- Given request
Search the material for the string "title" and copy each line where it occurs.
[START Records for the task]
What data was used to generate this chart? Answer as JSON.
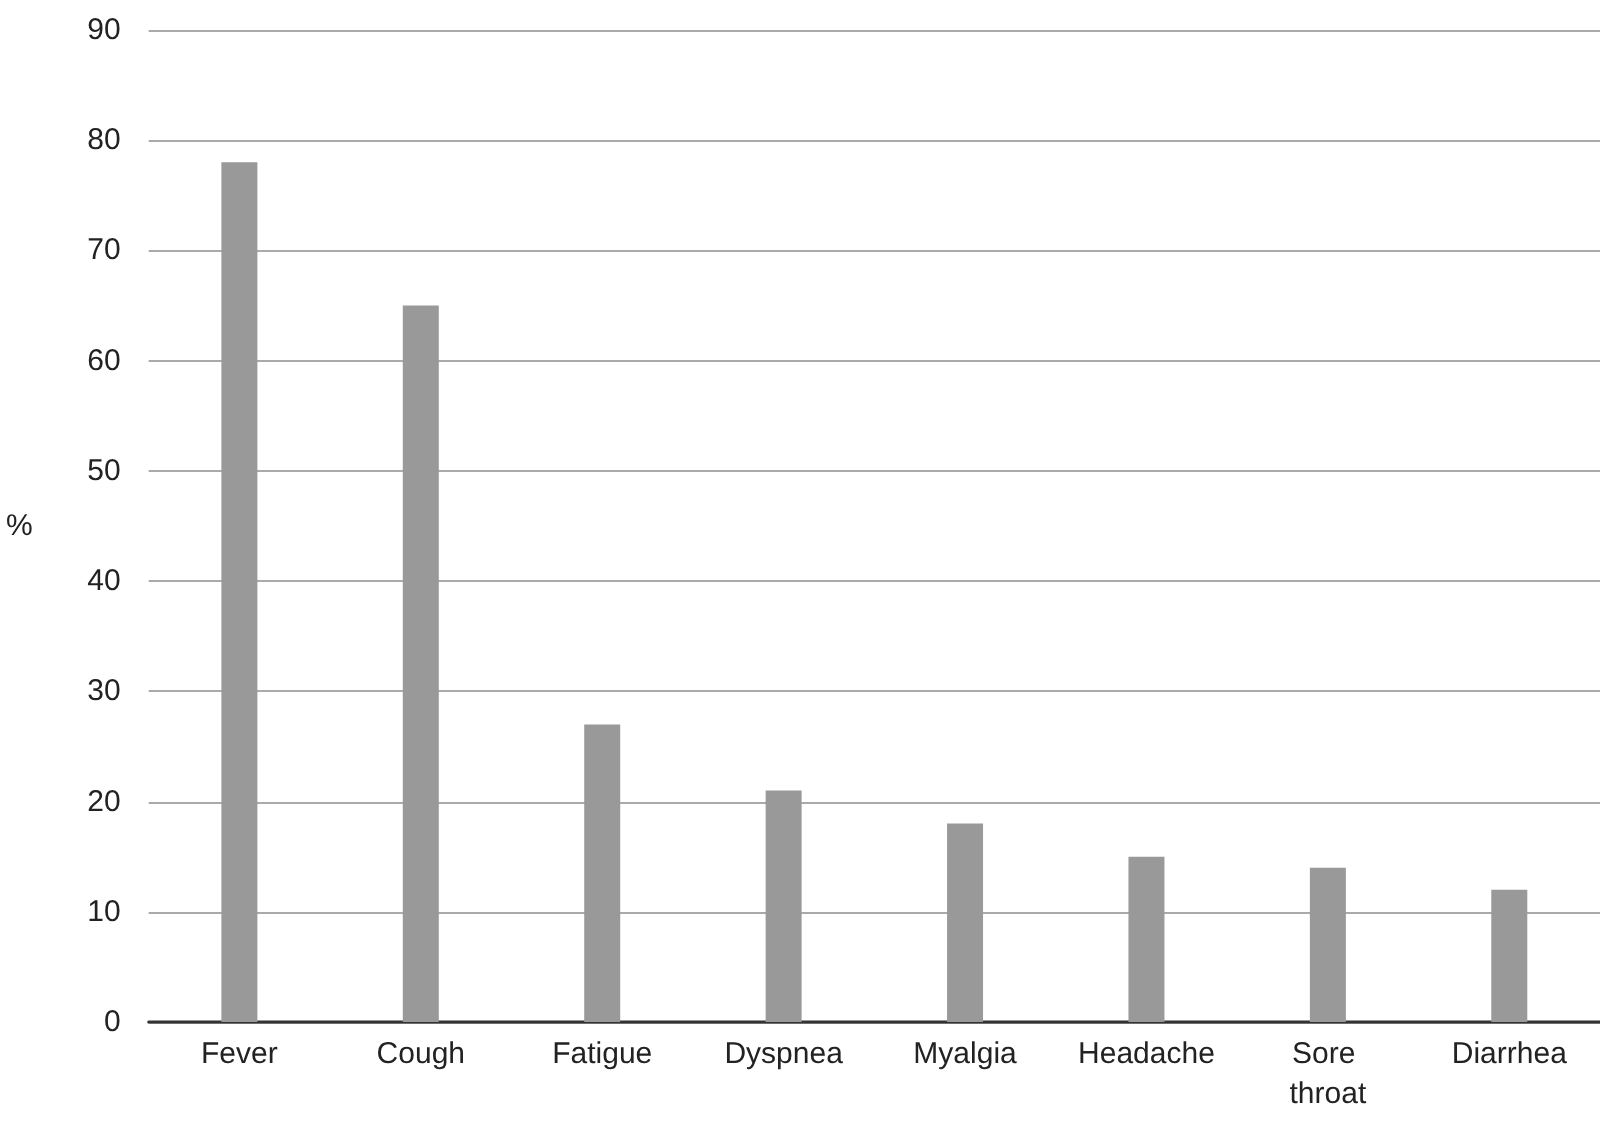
{
  "chart_data": {
    "type": "bar",
    "ylabel": "%",
    "categories": [
      "Fever",
      "Cough",
      "Fatigue",
      "Dyspnea",
      "Myalgia",
      "Headache",
      "Sore throat",
      "Diarrhea"
    ],
    "values": [
      78,
      65,
      27,
      21,
      18,
      15,
      14,
      12
    ],
    "color": "#999999",
    "ylim": [
      0,
      90
    ],
    "yticks": [
      0,
      10,
      20,
      30,
      40,
      50,
      60,
      70,
      80,
      90
    ],
    "grid": "y"
  }
}
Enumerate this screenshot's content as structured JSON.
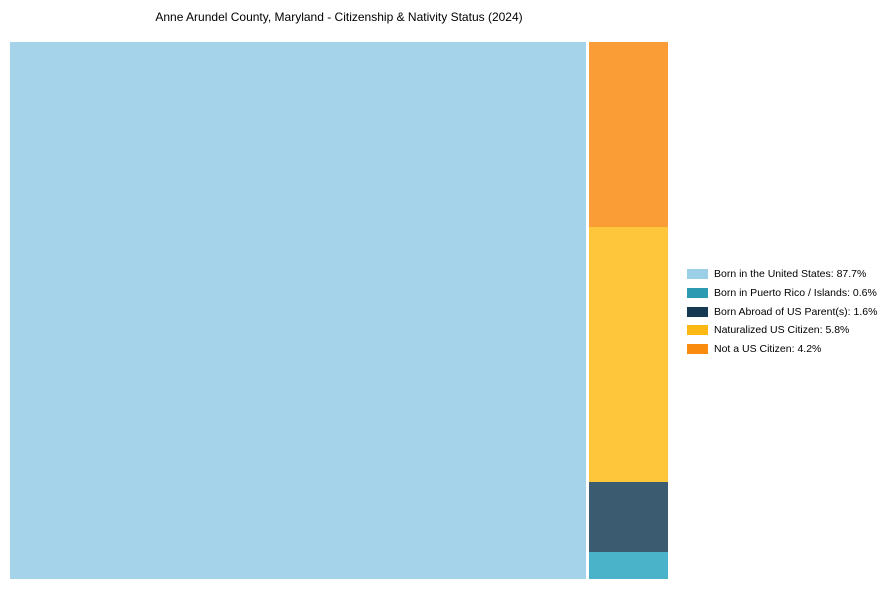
{
  "title": "Anne Arundel County, Maryland - Citizenship & Nativity Status (2024)",
  "chart_data": {
    "type": "treemap",
    "title": "Anne Arundel County, Maryland - Citizenship & Nativity Status (2024)",
    "unit": "%",
    "legend_position": "right",
    "background_color": "#ffffff",
    "categories": [
      {
        "label": "Born in the United States",
        "value": 87.7,
        "display": "Born in the United States: 87.7%",
        "chart_color": "#A5D4EA",
        "legend_color": "#9BCFE8"
      },
      {
        "label": "Born in Puerto Rico / Islands",
        "value": 0.6,
        "display": "Born in Puerto Rico / Islands: 0.6%",
        "chart_color": "#4BB3C9",
        "legend_color": "#2C9AB0"
      },
      {
        "label": "Born Abroad of US Parent(s)",
        "value": 1.6,
        "display": "Born Abroad of US Parent(s): 1.6%",
        "chart_color": "#3A5B70",
        "legend_color": "#143950"
      },
      {
        "label": "Naturalized US Citizen",
        "value": 5.8,
        "display": "Naturalized US Citizen: 5.8%",
        "chart_color": "#FDC63B",
        "legend_color": "#FDB813"
      },
      {
        "label": "Not a US Citizen",
        "value": 4.2,
        "display": "Not a US Citizen: 4.2%",
        "chart_color": "#FA9D36",
        "legend_color": "#F98B0F"
      }
    ]
  }
}
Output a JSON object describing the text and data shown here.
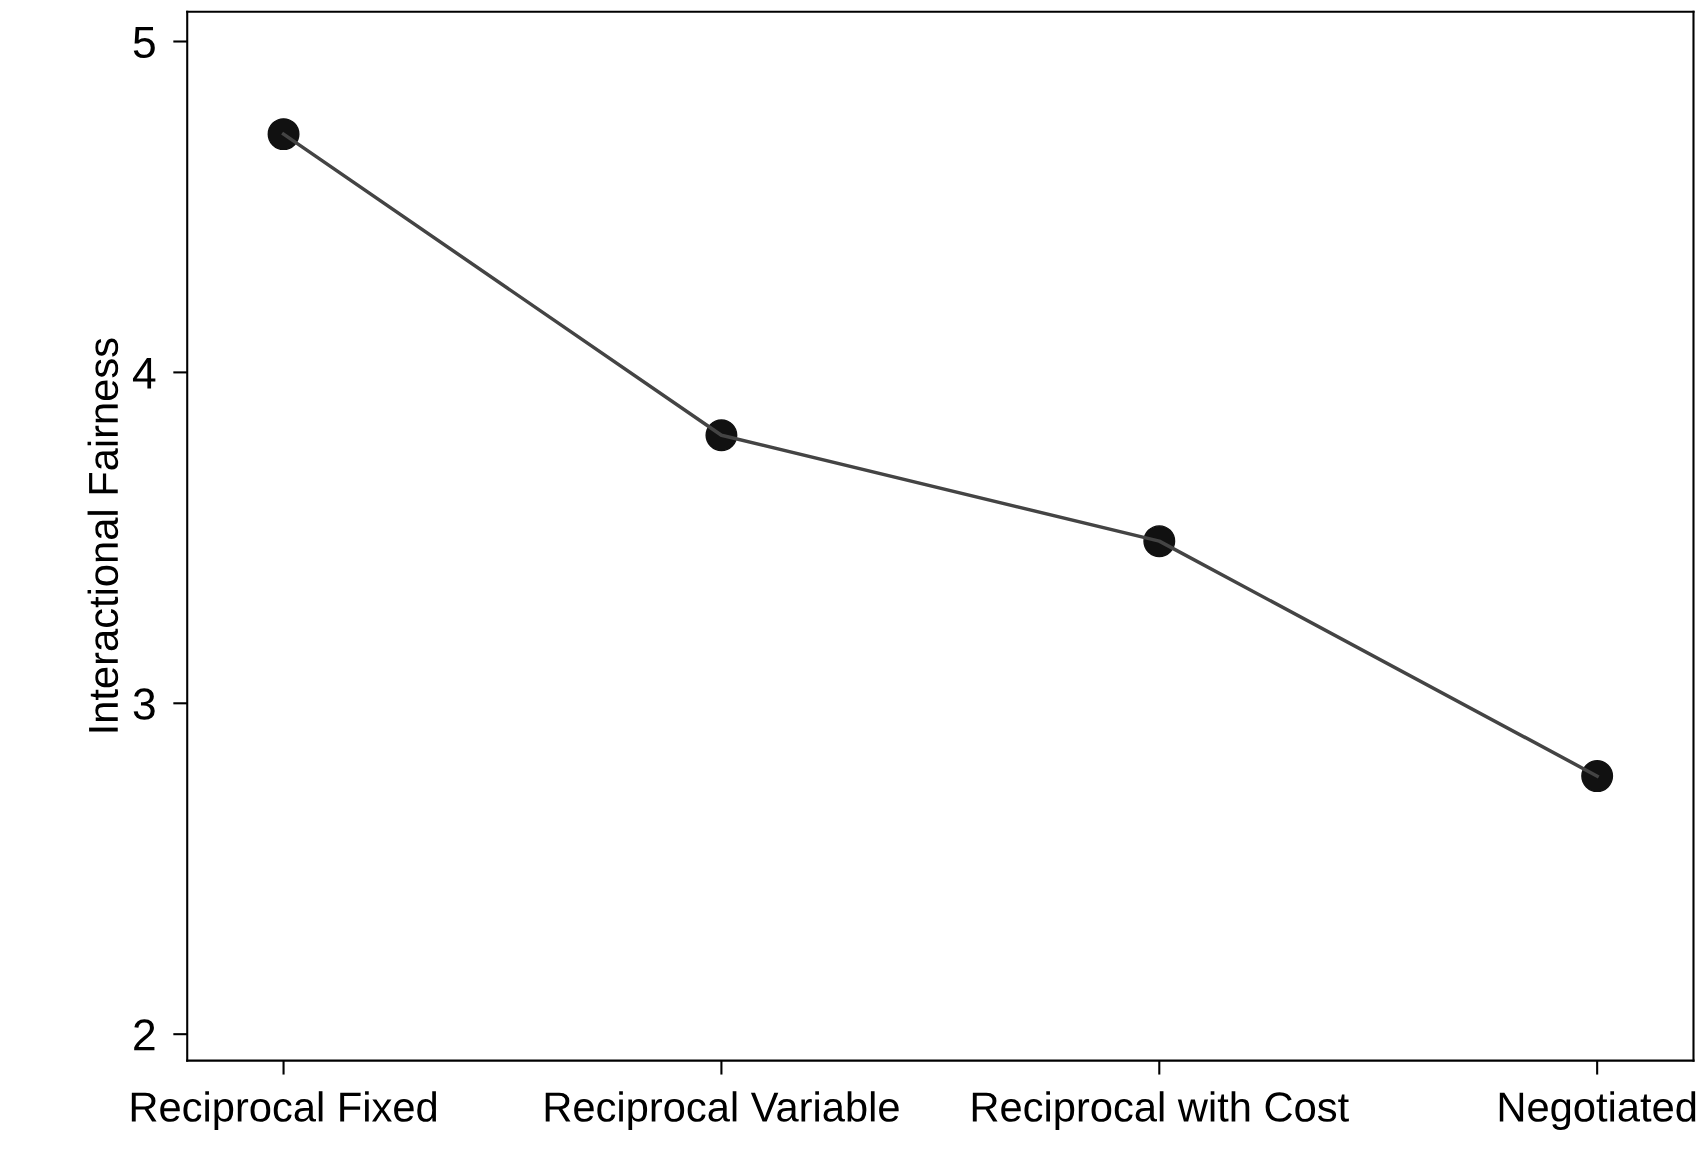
{
  "chart_data": {
    "type": "line",
    "ylabel": "Interactional Fairness",
    "categories": [
      "Reciprocal Fixed",
      "Reciprocal Variable",
      "Reciprocal with Cost",
      "Negotiated"
    ],
    "series": [
      {
        "color": "#444444",
        "colors": [
          "#111111",
          "#111111",
          "#111111",
          "#111111"
        ],
        "values": [
          4.72,
          3.81,
          3.49,
          2.78
        ]
      }
    ],
    "ylim": [
      1.92,
      5.09
    ],
    "yticks": [
      2,
      3,
      4,
      5
    ],
    "grid": false,
    "legend": false,
    "marker": "circle",
    "line_style": "solid"
  }
}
[END Records for the task]
- Exercise answer
  "title": "Anne Arundel County, Maryland - Citizenship & Nativity Status (2024)",
    "title": "Anne Arundel County, Maryland - Citizenship & Nativity Status (2024)",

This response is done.